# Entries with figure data

>>>>>

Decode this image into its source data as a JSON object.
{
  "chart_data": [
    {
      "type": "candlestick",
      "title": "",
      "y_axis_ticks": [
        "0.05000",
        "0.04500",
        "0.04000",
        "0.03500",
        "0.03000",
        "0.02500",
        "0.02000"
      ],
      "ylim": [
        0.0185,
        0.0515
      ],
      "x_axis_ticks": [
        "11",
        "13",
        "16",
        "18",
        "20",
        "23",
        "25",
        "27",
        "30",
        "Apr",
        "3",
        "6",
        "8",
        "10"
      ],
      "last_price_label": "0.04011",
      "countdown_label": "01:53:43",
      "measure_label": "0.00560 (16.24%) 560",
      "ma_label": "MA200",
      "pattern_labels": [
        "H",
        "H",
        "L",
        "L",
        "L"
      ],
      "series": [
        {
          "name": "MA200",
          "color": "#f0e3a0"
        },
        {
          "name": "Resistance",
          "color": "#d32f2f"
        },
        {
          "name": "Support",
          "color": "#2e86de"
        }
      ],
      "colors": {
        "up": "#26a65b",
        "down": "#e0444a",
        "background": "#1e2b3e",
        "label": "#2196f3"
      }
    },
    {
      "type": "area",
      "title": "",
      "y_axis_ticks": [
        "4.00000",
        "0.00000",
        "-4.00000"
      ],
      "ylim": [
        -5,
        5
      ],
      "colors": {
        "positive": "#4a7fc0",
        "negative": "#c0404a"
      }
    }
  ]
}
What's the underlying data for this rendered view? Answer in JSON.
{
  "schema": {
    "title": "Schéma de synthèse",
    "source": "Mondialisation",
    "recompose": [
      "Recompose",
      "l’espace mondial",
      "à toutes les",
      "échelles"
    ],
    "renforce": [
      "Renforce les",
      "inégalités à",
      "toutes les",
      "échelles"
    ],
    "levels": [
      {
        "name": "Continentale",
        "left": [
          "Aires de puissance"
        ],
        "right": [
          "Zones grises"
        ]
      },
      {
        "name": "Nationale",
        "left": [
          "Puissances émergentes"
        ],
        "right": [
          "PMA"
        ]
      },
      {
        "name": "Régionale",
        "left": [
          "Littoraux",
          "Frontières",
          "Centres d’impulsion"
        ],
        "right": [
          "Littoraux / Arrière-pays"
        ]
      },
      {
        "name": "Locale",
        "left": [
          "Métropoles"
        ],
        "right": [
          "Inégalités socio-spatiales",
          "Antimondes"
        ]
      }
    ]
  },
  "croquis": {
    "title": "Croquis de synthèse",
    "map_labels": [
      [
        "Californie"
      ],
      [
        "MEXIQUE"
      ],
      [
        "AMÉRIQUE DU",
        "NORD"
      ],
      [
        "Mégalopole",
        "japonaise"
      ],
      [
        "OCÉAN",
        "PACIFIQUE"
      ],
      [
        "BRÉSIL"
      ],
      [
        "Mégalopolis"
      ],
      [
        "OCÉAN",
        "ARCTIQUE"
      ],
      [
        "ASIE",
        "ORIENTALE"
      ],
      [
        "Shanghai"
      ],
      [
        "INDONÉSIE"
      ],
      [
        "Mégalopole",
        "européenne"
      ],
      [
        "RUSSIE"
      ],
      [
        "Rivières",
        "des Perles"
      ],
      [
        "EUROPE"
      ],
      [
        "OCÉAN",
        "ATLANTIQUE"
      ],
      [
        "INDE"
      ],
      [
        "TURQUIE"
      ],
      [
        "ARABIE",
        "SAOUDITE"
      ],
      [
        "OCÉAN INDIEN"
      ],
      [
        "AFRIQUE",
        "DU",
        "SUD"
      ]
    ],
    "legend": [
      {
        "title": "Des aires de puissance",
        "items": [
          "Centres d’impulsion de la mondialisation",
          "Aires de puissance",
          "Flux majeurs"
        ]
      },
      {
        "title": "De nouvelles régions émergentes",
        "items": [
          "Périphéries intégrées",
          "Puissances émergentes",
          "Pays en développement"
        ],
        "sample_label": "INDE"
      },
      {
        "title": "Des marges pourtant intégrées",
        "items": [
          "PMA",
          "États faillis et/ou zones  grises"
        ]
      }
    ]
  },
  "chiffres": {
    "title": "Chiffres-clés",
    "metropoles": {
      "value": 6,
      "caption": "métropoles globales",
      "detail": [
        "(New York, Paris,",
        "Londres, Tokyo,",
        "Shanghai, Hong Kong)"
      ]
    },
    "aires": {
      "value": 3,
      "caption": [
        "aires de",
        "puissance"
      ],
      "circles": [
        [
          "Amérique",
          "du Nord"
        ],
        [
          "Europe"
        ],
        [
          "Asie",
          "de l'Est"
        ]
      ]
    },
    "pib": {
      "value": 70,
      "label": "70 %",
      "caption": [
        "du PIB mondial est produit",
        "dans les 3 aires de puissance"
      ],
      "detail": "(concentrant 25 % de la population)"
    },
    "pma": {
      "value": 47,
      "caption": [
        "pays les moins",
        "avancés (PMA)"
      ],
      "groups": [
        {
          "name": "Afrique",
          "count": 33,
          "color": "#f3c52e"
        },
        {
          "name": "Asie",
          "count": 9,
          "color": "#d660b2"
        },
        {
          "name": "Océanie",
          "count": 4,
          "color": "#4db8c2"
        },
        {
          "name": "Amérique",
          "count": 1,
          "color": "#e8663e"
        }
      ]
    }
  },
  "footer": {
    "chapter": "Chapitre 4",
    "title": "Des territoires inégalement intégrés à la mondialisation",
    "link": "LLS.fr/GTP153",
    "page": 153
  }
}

<<<<<

# Work instructions
Gather from the entries above all lines that include the string "impulsion".

# Full solution
          "Centres d’impulsion"
          "Centres d’impulsion de la mondialisation",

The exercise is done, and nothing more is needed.